WHAT TO PRODUCE - Please reproduce the part of the BookTok opinion piece below word for word, starting with "You would think" and going on through "be dead wrong.".

SOURCE PASSAGE -
__________

Rate BookTok Three Stars

Emily Henderson
The Quaker Campus
Published in
4 min readMar 7, 2024
BookTok perpetuates exclusive publishing habits. | Courtesy of Santa Clara Library

You would think that something as calming as reading — an activity that has maintained a reputation through centuries as being light and fun — would have transcended the simplistic ideology that has persisted within the reading community.

You would be dead wrong.

In the past few years, the rise of “BookTok” — a community of readers on the social media platform TikTok — has brought to light many of the issues surrounding the readers that are a part of it. Because it’s “motherfucking hard to write books,” a female author took to TikTok, stating that if you rate books less than three stars then you are an “asshole.”

While no one is claiming that it is easy to write a book (I haven’t written a book, but my 40 page thesis damn near killed me), the author believes that — because writing a book is a difficult task — a reader should dampen their opinions of a book and rate it a minimum of three stars in order to truly acknowledge the effort of the author, and to save the author’s feelings.

__________

DATA FOR ANALYSIS -

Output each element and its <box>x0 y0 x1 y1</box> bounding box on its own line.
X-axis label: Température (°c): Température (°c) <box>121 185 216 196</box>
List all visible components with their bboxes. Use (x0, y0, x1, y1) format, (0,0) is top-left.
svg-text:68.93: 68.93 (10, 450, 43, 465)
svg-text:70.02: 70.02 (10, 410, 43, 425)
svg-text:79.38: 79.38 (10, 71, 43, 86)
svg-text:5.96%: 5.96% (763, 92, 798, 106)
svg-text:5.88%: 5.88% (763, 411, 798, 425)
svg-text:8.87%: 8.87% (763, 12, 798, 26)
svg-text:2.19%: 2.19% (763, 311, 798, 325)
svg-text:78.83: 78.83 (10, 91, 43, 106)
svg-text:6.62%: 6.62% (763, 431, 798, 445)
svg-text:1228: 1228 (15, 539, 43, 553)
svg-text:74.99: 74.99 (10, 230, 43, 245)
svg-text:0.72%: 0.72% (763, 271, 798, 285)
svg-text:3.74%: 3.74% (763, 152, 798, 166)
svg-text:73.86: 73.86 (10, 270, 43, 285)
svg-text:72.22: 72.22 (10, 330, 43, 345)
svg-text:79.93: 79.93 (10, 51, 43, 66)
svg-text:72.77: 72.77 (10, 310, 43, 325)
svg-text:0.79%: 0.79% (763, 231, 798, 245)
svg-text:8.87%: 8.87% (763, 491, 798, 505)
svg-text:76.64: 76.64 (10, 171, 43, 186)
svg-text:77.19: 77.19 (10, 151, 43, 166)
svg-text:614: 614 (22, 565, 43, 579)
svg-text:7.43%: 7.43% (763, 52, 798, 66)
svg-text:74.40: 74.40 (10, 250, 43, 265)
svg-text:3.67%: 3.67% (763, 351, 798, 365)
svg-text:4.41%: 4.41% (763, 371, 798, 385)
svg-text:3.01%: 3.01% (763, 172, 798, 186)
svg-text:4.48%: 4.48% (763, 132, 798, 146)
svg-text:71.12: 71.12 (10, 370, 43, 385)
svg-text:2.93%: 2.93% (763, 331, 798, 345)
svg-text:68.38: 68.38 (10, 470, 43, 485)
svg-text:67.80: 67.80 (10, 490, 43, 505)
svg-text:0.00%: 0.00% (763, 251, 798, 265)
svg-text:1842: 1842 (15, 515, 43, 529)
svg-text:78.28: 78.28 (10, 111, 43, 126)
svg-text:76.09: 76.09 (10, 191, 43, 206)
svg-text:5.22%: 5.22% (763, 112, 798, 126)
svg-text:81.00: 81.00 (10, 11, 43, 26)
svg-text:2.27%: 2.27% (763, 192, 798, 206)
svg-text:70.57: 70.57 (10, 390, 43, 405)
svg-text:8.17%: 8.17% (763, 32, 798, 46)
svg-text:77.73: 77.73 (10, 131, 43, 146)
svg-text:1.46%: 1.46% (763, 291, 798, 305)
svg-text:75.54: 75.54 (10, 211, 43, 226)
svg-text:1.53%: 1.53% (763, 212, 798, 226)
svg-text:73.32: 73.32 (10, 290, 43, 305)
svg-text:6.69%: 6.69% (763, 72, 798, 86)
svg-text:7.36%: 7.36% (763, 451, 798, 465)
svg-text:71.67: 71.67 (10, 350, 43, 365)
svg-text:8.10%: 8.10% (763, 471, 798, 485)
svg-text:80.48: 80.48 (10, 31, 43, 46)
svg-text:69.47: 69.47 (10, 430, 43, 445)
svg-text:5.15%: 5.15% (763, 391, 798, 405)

__________

WRITTEN ANSWER -
You would think that something as calming as reading — an activity that has maintained a reputation through centuries as being light and fun — would have transcended the simplistic ideology that has persisted within the reading community.

You would be dead wrong.